Filter the entries and keep only the lines where the string "FOLD" appears.

- **Extracted entries**:
════════

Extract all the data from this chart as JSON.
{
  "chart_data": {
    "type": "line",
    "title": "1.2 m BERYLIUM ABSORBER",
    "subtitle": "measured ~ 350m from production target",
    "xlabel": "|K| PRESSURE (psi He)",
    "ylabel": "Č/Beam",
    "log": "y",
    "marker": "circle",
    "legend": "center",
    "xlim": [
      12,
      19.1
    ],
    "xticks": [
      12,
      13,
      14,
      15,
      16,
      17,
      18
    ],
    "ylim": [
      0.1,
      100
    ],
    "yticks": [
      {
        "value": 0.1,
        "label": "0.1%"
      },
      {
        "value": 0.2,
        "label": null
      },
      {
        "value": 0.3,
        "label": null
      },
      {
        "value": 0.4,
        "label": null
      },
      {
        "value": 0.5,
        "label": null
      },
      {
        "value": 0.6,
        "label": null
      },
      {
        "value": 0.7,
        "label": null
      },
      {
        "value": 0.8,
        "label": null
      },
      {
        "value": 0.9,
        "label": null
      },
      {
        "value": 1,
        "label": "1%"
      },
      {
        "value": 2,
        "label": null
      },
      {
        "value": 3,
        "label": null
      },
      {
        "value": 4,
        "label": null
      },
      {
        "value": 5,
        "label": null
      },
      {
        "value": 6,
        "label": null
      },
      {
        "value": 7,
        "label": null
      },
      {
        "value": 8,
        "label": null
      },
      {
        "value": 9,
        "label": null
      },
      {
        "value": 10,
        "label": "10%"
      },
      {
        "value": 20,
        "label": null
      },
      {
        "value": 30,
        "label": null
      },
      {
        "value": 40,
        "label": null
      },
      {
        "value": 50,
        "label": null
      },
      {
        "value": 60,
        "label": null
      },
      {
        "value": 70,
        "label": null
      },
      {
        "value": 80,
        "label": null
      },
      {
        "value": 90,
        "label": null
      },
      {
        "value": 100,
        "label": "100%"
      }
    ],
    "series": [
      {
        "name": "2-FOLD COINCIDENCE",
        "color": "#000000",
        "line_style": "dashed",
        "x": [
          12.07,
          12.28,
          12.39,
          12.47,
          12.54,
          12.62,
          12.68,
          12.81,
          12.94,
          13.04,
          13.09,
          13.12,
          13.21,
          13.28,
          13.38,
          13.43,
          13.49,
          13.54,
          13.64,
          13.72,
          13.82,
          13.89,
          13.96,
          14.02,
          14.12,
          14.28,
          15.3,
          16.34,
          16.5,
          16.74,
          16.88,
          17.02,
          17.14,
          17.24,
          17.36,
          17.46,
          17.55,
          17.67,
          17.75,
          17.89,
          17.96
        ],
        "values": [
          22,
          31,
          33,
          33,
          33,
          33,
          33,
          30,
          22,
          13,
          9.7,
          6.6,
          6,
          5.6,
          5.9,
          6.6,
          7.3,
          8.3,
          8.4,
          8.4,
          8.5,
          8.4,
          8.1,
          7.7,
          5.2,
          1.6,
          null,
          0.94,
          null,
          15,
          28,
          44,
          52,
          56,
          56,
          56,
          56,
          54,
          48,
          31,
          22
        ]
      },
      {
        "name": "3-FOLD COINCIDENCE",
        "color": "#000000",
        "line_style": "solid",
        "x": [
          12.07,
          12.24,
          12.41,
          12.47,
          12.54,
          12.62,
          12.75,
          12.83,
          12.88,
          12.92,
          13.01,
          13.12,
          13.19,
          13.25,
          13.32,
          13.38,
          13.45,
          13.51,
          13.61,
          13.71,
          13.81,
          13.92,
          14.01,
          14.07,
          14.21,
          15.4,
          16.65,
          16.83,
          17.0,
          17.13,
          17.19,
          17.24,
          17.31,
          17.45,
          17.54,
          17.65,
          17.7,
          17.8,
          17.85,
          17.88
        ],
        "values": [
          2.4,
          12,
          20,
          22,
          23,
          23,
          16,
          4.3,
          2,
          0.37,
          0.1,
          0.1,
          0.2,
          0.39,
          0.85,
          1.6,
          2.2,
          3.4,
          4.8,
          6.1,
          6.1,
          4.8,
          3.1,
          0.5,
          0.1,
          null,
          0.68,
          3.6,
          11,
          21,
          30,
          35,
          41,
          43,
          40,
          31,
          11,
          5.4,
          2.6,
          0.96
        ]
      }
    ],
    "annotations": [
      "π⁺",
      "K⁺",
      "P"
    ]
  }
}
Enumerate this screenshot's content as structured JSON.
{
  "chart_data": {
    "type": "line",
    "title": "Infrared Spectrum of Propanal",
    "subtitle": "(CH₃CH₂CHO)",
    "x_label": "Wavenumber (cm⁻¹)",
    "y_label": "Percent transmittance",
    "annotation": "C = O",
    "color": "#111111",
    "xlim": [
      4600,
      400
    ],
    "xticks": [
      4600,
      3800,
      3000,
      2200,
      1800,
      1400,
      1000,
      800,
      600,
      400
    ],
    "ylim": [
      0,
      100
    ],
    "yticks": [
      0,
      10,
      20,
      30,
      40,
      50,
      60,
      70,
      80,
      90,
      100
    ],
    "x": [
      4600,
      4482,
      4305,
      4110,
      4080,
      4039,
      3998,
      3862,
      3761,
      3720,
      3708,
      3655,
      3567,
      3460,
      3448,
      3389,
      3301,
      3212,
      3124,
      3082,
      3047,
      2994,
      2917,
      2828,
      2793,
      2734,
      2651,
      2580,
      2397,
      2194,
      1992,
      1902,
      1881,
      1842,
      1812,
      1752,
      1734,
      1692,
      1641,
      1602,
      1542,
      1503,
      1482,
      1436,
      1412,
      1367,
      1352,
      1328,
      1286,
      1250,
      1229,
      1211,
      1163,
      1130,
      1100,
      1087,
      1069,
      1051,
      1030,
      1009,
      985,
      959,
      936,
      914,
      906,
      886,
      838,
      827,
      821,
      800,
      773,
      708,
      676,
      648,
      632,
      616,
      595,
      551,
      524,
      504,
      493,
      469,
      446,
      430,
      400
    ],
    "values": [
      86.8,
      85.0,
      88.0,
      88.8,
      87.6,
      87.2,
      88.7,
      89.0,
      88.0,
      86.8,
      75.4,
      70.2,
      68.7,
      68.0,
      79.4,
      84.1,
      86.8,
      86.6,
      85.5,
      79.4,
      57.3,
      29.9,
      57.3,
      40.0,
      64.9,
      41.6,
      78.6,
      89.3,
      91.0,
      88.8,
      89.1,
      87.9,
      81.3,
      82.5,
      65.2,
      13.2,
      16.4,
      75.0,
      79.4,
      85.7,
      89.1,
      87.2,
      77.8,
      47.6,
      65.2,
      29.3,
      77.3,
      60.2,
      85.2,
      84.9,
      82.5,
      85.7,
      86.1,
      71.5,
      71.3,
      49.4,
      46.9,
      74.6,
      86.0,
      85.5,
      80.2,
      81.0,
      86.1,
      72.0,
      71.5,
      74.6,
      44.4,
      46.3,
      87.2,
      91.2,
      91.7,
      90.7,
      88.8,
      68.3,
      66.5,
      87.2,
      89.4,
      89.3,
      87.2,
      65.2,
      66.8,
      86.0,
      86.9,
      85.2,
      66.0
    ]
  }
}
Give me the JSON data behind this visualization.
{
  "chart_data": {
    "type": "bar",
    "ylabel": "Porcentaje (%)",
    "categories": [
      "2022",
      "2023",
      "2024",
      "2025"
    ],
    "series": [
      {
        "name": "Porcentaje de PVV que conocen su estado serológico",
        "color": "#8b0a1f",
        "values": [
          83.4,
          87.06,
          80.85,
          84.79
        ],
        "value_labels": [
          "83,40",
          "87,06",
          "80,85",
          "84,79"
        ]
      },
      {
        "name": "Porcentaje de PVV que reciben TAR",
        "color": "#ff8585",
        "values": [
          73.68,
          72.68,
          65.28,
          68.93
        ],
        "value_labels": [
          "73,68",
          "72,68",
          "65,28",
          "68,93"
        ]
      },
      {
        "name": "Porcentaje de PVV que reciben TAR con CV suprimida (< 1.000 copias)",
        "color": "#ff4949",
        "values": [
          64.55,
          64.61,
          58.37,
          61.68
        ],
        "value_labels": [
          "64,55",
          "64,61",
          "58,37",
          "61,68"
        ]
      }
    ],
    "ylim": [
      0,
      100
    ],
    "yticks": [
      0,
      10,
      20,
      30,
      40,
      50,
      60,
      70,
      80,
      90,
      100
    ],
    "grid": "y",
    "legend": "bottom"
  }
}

════════

- **Written response**:
        "name": "2-FOLD COINCIDENCE",
        "name": "3-FOLD COINCIDENCE",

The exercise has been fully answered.